Every line below that holds the string "hiện" should be copied out.

— start DATA FOR THE TASK —

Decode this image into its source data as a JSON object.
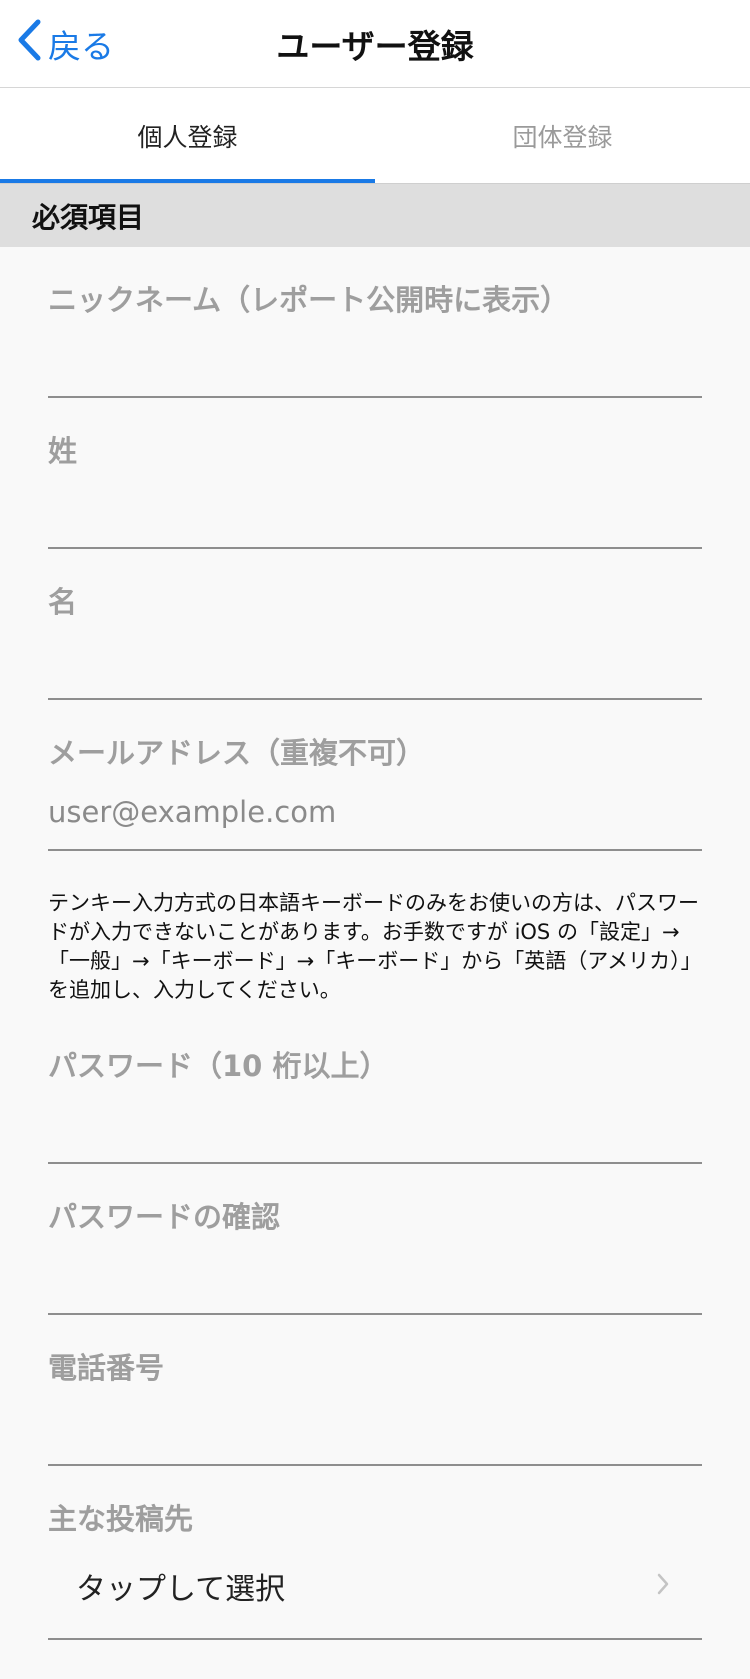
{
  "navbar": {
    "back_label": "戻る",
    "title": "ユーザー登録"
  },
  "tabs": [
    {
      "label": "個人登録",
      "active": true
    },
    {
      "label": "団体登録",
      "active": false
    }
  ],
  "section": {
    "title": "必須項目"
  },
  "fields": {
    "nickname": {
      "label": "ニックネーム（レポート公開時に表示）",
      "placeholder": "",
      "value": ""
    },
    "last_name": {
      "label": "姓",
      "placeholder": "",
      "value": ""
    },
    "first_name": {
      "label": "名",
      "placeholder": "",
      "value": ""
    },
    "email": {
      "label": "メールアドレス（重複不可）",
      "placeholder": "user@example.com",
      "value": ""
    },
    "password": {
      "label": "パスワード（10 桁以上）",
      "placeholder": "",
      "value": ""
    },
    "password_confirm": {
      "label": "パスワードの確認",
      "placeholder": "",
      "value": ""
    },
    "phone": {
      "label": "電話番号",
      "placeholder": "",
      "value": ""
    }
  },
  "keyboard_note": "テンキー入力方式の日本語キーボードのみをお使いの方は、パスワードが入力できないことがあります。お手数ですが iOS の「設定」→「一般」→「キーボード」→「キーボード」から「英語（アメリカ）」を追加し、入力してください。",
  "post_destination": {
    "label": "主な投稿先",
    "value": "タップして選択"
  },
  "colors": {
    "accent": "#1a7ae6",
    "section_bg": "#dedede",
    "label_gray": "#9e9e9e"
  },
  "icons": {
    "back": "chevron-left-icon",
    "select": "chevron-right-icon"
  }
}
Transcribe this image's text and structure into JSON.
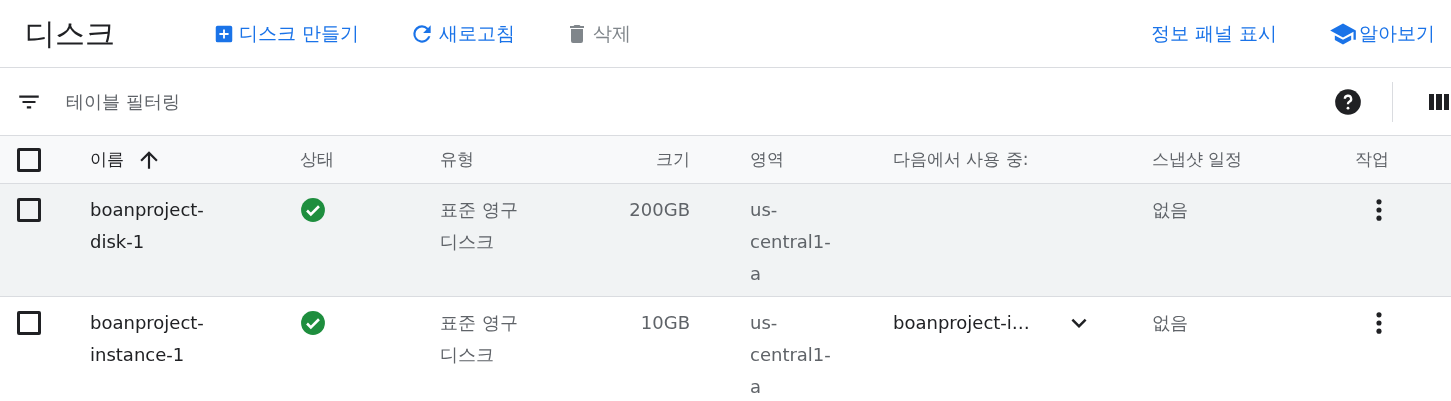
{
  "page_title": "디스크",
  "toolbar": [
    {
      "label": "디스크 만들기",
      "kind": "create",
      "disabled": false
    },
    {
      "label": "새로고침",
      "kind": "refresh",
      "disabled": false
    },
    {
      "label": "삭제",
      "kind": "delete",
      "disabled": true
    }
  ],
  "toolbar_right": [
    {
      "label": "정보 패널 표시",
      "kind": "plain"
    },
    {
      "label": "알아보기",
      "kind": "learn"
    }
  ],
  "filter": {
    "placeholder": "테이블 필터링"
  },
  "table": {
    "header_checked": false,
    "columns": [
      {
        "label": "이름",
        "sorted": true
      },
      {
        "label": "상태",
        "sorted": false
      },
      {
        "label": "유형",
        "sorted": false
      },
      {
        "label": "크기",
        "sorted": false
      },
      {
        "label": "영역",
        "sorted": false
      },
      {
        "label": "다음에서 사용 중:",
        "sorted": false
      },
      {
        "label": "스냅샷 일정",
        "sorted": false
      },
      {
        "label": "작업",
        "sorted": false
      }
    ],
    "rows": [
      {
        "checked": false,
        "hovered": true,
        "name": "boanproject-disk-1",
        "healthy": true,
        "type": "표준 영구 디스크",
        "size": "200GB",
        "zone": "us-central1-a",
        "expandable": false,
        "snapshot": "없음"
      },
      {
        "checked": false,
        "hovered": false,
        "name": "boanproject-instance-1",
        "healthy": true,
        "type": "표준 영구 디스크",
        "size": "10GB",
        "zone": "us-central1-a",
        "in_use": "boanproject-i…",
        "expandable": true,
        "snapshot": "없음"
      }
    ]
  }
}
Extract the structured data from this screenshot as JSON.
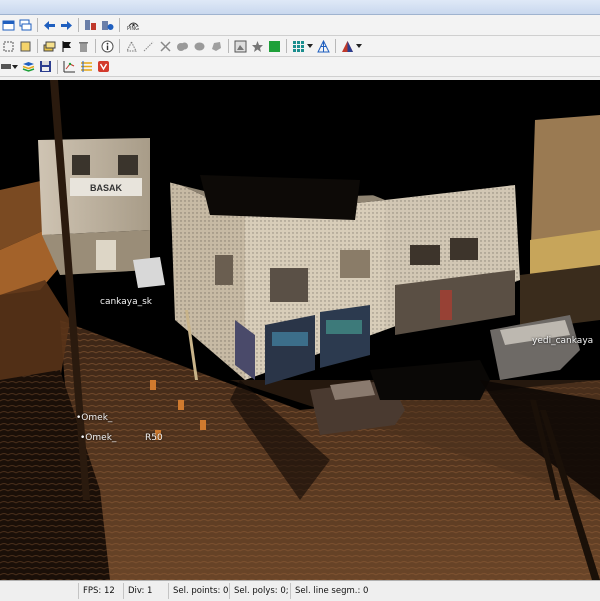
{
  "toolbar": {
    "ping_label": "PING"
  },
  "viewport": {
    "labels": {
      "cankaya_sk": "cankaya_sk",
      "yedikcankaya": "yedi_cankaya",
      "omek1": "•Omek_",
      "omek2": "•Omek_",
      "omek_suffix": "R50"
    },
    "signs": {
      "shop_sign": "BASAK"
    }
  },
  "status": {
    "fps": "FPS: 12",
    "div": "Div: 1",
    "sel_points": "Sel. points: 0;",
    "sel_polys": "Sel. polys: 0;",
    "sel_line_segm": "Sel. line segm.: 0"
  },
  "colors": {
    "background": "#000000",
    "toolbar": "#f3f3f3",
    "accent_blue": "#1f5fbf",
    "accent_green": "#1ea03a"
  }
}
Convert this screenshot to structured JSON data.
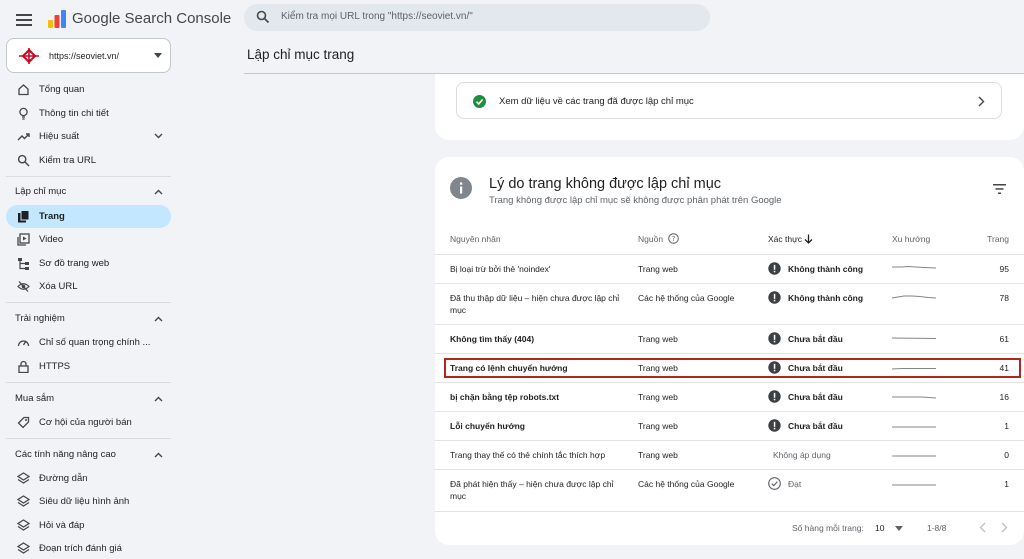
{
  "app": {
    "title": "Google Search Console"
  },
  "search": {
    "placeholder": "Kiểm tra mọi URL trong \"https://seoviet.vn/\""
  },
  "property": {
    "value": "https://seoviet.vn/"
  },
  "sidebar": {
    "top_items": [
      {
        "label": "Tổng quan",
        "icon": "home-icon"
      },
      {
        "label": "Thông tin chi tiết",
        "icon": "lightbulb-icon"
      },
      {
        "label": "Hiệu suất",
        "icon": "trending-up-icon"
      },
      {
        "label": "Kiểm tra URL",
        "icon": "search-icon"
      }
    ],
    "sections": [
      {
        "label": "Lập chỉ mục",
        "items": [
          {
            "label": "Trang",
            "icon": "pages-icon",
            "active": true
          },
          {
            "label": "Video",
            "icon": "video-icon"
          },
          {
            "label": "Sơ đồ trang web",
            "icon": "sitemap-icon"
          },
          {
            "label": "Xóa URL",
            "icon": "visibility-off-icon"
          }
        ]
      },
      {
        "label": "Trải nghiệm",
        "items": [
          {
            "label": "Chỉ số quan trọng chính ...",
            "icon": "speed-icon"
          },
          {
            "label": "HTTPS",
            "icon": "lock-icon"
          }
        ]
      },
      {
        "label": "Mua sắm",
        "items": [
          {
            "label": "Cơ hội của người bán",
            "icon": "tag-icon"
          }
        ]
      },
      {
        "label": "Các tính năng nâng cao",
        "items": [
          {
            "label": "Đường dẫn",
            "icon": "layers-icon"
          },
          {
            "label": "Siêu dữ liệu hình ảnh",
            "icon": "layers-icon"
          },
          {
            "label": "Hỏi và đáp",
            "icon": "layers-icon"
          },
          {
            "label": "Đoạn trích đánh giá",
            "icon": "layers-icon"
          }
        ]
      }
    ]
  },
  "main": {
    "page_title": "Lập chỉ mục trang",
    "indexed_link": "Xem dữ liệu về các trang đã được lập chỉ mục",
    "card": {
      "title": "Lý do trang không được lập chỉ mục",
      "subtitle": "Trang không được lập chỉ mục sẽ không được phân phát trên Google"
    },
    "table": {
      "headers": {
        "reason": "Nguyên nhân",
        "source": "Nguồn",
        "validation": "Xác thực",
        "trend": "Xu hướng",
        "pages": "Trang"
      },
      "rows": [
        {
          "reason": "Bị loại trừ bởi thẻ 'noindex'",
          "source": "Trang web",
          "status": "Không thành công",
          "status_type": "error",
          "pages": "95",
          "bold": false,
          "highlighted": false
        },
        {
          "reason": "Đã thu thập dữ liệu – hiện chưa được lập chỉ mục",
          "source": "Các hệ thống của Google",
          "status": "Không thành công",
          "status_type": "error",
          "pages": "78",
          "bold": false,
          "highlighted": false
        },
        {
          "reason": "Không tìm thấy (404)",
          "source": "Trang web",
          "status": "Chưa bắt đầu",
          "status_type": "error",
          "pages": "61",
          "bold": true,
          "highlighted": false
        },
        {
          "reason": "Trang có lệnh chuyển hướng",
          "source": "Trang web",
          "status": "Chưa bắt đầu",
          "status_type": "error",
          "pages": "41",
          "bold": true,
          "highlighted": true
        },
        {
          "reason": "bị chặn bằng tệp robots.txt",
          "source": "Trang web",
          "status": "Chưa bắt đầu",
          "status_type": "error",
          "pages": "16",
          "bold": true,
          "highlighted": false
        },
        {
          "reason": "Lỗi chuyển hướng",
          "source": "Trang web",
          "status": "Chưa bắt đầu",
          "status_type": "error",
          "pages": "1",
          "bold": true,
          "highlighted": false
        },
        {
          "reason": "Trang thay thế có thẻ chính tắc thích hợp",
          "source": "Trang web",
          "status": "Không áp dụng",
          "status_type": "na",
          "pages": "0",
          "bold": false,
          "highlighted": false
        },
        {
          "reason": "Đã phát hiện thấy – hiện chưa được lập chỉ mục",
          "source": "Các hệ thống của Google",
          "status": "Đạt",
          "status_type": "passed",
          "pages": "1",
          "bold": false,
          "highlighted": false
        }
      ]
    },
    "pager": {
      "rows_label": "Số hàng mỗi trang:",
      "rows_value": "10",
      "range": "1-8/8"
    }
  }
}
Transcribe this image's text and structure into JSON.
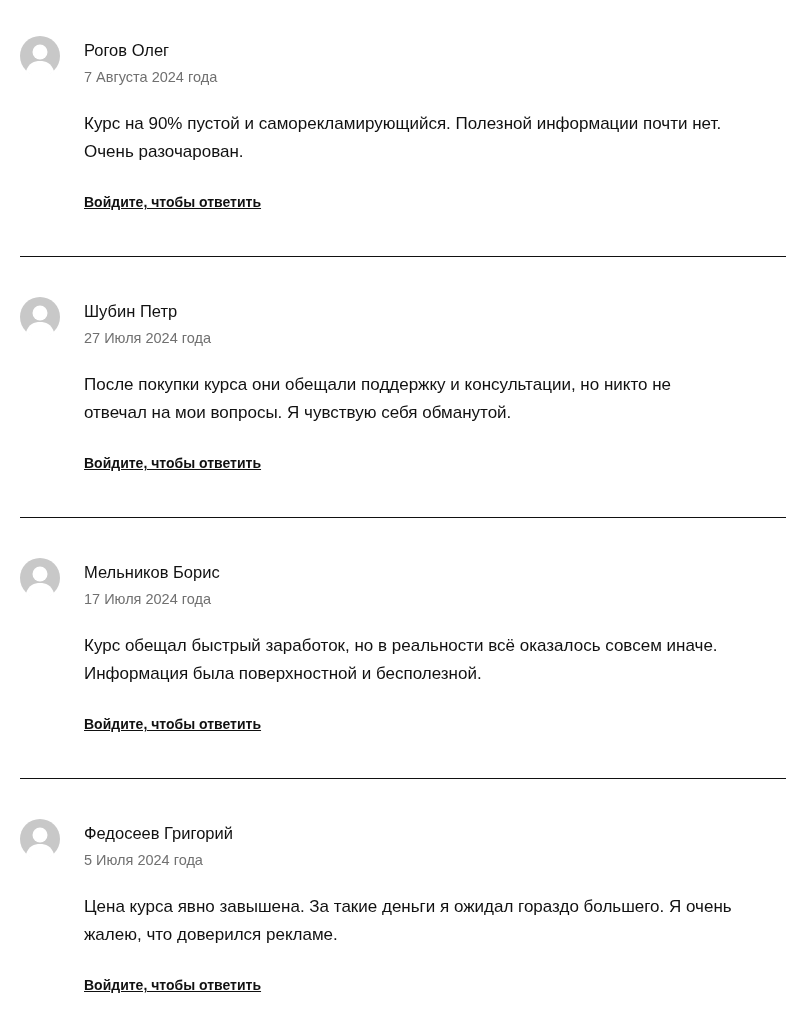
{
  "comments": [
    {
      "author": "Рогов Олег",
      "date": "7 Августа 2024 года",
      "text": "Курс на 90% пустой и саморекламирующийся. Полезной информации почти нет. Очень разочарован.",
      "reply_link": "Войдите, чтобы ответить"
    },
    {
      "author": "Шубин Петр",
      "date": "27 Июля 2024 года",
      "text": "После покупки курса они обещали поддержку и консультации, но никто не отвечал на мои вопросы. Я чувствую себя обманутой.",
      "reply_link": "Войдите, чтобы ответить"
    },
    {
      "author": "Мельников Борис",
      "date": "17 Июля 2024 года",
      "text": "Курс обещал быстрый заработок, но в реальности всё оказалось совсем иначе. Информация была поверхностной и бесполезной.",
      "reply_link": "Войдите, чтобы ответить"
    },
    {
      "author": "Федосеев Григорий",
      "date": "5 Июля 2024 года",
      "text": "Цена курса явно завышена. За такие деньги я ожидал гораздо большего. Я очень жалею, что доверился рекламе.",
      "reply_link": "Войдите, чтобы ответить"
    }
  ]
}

— end DATA FOR THE TASK —

(COMPLETED TASK)
          "reason": "Đã thu thập dữ liệu – hiện chưa được lập chỉ mục",
          "reason": "Đã phát hiện thấy – hiện chưa được lập chỉ mục",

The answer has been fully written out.